Start of Provided information

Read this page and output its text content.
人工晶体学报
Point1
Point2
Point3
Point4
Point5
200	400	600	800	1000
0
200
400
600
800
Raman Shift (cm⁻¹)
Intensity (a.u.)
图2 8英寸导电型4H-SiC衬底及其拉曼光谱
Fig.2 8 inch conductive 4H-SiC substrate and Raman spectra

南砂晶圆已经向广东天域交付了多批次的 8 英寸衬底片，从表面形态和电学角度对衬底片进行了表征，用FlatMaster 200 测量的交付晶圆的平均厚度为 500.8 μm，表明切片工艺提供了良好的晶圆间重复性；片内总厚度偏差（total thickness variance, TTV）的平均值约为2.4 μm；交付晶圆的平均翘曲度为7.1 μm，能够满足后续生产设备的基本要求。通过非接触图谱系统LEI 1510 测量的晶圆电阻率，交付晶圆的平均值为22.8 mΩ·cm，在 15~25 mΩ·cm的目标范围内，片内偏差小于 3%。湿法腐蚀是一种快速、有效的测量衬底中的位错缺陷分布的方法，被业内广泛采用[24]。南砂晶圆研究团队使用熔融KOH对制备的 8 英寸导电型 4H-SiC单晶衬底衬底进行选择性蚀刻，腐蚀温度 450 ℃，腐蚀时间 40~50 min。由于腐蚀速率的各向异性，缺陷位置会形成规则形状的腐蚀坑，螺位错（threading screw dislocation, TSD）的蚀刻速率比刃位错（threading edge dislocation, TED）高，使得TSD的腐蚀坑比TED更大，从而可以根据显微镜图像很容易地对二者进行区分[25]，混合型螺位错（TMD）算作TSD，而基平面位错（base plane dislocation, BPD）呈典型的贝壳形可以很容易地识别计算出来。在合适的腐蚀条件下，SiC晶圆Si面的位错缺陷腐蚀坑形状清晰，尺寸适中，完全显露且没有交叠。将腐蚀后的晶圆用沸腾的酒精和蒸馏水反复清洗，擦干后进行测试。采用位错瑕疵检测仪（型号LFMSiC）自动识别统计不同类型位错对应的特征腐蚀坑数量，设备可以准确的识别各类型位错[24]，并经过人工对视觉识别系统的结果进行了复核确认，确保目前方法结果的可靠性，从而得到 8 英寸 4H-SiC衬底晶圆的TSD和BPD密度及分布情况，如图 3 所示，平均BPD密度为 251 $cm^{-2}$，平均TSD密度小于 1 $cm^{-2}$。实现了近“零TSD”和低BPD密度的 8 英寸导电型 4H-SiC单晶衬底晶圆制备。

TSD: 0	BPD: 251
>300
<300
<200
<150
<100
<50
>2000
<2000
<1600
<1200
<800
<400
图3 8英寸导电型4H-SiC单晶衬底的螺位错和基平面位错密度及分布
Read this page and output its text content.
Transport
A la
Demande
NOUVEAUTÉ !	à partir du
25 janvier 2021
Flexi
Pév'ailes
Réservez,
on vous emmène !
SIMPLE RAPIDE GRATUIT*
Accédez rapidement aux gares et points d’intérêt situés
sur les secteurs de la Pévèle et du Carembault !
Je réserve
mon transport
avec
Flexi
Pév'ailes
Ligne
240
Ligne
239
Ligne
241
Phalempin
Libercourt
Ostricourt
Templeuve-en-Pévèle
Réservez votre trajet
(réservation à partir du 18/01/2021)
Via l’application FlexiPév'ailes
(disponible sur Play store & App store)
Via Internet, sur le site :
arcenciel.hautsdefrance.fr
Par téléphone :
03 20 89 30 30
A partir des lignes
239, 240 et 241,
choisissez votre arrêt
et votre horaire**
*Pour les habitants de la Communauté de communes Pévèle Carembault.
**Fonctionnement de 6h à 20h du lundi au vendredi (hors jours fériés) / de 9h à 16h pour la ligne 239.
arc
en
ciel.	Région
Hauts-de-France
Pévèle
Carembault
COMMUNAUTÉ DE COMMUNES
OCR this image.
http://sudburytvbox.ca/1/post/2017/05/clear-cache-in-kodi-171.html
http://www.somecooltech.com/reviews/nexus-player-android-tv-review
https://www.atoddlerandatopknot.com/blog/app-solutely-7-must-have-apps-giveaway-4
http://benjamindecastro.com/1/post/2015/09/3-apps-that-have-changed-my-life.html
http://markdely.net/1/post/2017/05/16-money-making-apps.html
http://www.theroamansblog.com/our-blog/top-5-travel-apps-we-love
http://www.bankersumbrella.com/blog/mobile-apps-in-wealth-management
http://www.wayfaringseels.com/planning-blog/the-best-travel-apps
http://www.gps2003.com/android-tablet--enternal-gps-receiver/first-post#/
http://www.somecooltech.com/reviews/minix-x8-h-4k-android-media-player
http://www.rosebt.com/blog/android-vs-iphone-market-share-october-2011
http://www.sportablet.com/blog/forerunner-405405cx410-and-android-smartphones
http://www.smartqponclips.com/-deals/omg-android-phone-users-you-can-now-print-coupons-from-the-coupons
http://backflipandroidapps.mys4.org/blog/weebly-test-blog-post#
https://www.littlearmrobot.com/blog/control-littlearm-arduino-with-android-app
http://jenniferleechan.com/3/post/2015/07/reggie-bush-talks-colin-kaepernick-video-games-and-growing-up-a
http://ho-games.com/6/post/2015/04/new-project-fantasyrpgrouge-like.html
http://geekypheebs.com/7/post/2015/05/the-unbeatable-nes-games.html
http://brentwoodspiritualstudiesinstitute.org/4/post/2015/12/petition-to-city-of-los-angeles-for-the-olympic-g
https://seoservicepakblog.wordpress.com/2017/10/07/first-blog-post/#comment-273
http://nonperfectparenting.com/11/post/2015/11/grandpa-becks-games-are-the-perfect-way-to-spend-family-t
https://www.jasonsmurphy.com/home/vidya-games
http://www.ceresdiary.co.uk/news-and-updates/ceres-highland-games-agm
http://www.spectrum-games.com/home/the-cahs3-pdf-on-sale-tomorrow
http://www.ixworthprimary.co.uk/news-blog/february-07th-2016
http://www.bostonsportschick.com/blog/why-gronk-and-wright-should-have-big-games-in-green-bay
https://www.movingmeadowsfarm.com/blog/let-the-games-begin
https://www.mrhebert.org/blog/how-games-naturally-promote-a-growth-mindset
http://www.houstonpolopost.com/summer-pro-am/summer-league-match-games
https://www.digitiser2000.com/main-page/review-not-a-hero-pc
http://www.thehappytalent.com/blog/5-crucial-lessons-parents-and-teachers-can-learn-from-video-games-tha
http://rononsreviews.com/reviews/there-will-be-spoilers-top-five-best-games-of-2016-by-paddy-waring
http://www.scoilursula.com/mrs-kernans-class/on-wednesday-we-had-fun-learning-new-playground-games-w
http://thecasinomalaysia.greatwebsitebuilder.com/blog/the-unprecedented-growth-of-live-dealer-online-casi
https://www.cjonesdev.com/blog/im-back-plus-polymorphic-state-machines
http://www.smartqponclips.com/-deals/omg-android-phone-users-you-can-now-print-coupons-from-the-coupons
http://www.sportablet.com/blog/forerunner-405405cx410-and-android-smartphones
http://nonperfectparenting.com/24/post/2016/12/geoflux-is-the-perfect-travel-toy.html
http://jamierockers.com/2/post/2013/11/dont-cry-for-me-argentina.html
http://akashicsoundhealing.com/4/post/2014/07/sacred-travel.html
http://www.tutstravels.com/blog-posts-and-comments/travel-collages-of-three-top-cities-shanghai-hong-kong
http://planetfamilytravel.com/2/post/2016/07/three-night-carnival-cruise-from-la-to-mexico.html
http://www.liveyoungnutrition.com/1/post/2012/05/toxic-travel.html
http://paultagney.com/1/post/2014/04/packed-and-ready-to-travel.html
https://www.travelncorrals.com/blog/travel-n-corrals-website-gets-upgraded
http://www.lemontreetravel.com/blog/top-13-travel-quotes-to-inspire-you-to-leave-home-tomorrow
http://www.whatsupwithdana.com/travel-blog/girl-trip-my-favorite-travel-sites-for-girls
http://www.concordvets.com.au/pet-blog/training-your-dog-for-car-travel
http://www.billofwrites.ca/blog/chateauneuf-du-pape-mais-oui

End of Provided information

— Your instructions —
Copy each line above where the string "somecooltech" occurs.

— The completed task —
http://www.somecooltech.com/reviews/nexus-player-android-tv-review
http://www.somecooltech.com/reviews/minix-x8-h-4k-android-media-player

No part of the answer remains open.